==== Records provided
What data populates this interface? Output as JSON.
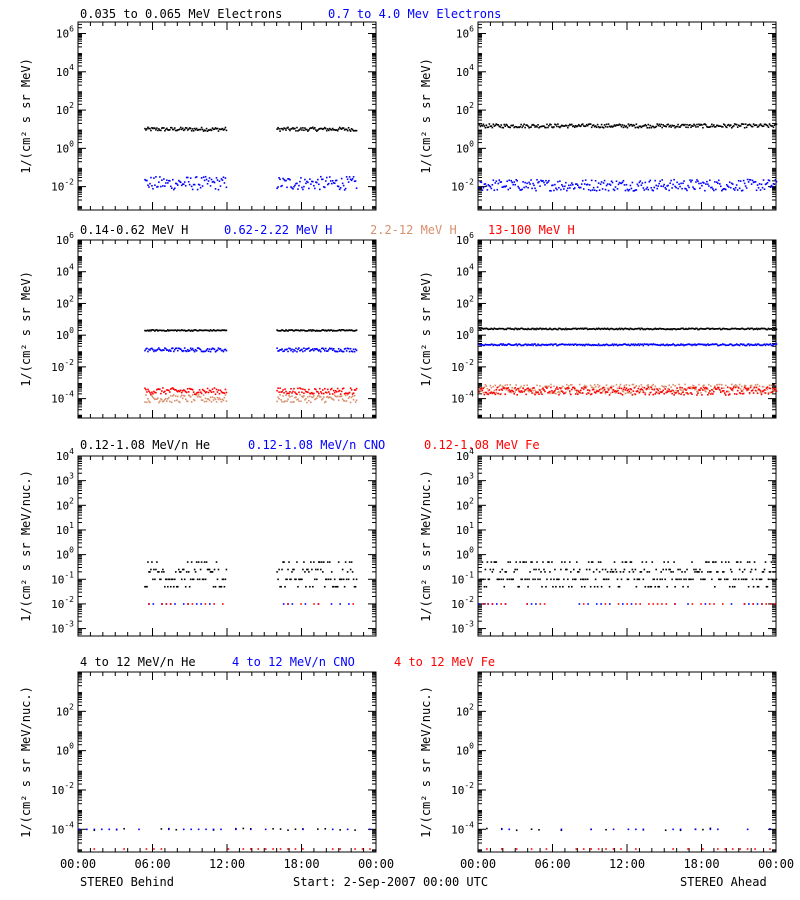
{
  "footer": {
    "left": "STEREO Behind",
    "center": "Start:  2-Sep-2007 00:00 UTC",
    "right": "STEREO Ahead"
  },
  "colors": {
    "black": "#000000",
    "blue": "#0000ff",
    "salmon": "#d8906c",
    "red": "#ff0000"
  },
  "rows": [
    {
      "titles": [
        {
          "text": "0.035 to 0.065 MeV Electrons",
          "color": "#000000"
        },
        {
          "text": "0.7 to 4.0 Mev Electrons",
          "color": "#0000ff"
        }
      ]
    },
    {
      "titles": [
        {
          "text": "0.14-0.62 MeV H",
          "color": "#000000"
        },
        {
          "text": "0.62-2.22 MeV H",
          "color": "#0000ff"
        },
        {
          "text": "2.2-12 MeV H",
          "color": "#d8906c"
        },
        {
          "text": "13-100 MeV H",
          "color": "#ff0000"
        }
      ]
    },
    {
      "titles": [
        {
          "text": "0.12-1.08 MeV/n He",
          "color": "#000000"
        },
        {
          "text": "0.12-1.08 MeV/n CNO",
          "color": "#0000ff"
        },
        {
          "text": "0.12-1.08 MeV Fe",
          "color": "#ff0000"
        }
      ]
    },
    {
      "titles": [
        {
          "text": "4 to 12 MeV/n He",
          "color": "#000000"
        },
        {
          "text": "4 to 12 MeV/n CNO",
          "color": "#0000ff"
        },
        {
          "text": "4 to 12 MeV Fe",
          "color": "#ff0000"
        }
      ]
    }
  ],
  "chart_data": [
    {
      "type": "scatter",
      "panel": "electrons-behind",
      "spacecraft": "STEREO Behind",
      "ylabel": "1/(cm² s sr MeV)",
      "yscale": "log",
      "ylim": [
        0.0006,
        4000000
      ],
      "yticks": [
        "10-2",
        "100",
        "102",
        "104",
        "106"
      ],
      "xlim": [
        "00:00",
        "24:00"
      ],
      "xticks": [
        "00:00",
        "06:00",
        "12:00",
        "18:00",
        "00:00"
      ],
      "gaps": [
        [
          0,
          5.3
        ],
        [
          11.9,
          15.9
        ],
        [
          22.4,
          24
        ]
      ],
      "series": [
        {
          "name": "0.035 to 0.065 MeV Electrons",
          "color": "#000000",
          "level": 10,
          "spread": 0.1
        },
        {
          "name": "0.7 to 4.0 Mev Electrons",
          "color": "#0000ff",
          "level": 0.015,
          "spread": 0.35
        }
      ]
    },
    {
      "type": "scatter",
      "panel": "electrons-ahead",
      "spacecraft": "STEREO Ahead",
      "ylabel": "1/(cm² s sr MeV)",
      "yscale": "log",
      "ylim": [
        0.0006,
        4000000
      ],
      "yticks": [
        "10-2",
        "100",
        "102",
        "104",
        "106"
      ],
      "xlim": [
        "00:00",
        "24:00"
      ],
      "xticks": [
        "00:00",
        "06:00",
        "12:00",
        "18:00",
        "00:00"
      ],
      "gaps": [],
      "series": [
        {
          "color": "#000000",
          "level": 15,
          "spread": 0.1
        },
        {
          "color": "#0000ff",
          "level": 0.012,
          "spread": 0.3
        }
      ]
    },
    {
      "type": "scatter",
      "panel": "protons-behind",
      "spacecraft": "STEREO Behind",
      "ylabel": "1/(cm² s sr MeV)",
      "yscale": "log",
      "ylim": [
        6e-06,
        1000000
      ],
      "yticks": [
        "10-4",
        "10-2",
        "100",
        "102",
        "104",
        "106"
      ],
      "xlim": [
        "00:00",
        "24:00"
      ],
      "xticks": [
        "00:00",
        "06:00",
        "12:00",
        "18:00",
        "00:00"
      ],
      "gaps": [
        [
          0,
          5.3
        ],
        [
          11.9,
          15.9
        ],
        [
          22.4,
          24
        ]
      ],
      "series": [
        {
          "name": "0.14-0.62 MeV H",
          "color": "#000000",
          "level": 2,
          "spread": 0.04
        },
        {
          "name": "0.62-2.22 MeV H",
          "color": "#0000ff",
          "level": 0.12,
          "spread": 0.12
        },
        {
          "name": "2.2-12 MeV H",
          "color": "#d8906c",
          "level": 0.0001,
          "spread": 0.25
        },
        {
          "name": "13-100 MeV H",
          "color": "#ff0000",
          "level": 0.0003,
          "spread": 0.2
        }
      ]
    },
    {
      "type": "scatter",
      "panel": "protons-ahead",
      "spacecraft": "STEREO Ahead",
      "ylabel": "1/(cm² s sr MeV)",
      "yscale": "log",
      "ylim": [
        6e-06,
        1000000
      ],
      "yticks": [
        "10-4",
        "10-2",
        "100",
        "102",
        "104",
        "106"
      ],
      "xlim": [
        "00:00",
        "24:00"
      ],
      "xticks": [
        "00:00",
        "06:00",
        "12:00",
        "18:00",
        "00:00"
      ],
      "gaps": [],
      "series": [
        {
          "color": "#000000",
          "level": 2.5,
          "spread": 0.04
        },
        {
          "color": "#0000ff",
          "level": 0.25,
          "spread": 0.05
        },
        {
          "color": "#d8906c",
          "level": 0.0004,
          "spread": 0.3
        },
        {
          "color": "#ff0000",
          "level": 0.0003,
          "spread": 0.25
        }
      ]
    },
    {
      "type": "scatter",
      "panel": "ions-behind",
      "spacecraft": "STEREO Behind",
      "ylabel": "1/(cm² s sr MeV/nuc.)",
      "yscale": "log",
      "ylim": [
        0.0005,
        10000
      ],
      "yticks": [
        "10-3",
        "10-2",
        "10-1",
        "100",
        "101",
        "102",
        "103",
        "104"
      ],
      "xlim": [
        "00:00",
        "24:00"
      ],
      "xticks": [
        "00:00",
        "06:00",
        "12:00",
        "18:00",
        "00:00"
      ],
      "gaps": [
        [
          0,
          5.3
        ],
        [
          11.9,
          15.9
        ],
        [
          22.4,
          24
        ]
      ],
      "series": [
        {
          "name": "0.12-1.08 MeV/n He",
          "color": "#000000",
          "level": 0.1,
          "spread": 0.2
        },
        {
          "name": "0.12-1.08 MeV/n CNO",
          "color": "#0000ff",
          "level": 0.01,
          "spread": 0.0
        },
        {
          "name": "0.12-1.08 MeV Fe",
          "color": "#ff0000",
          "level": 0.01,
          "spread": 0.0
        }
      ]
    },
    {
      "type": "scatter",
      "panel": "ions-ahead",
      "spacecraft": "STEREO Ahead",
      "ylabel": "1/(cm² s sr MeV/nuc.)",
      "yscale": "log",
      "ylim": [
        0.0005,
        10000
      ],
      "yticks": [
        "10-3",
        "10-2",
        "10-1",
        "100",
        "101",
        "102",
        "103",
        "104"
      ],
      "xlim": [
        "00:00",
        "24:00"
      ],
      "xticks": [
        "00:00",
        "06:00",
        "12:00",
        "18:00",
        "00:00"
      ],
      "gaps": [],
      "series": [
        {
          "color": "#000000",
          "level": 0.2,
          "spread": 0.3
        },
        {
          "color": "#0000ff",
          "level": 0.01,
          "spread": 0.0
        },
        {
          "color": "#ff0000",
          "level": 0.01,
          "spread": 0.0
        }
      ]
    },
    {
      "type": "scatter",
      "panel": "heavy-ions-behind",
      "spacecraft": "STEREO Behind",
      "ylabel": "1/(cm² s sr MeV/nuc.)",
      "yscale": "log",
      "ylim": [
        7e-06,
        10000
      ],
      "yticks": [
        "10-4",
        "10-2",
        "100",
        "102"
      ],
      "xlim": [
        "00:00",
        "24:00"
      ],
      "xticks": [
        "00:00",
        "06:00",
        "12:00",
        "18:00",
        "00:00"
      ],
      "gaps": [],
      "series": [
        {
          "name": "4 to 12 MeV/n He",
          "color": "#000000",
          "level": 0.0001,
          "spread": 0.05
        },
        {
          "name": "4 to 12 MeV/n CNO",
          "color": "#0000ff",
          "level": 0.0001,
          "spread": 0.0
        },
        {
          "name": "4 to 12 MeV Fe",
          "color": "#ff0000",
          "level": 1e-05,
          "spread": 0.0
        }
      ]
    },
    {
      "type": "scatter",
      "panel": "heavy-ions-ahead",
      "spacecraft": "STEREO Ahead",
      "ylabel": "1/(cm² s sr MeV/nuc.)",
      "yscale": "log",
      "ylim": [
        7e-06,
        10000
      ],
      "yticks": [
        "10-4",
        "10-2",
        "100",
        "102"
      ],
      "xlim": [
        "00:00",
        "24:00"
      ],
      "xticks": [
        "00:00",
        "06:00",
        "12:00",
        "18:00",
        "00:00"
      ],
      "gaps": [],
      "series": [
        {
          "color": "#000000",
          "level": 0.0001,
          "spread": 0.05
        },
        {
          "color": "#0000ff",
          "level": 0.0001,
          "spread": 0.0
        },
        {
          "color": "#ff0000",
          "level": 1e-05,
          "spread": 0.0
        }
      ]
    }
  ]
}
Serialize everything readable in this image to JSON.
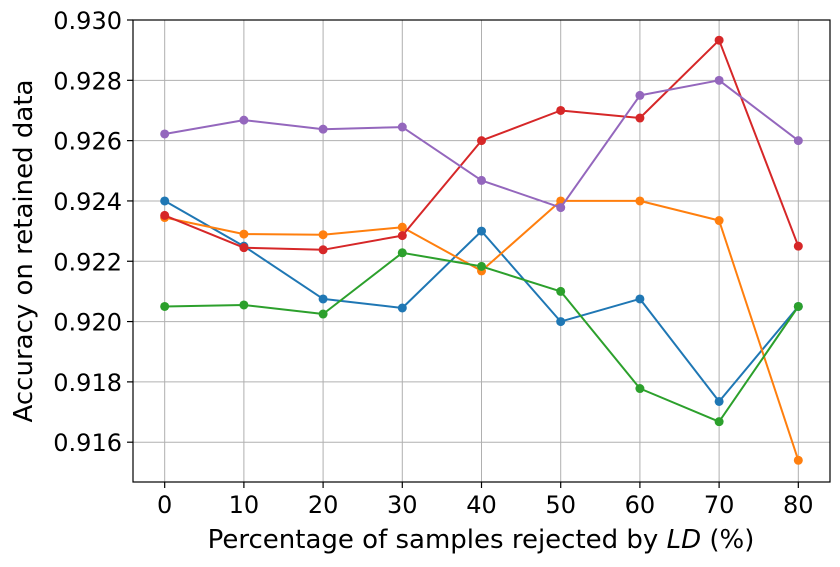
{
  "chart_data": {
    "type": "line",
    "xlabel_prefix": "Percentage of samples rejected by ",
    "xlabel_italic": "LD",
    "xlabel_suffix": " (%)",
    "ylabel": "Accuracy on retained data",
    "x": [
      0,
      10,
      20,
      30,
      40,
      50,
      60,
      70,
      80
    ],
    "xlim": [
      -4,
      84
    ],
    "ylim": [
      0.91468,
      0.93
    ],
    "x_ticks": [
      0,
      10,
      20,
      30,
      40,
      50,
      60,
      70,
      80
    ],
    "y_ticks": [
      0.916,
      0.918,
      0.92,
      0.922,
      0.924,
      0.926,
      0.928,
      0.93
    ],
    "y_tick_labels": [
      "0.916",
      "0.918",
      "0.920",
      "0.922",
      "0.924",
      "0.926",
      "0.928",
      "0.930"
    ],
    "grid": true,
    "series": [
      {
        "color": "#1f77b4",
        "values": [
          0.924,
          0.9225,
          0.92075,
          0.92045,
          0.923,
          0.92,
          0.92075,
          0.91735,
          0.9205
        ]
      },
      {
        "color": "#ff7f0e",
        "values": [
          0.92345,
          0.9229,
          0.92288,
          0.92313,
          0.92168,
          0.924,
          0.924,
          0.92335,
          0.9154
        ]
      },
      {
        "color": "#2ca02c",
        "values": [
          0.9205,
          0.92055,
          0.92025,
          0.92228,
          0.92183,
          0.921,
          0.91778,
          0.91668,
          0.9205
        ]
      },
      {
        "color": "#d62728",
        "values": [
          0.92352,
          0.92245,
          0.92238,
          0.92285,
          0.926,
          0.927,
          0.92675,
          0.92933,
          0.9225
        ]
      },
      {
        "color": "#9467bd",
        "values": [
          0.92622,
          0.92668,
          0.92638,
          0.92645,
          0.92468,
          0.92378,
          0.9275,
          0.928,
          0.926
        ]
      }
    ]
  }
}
========
Aim: Gather up the lines that contain the word "heavy".

Final answer:
      "panel": "heavy-ions-behind",
      "panel": "heavy-ions-ahead",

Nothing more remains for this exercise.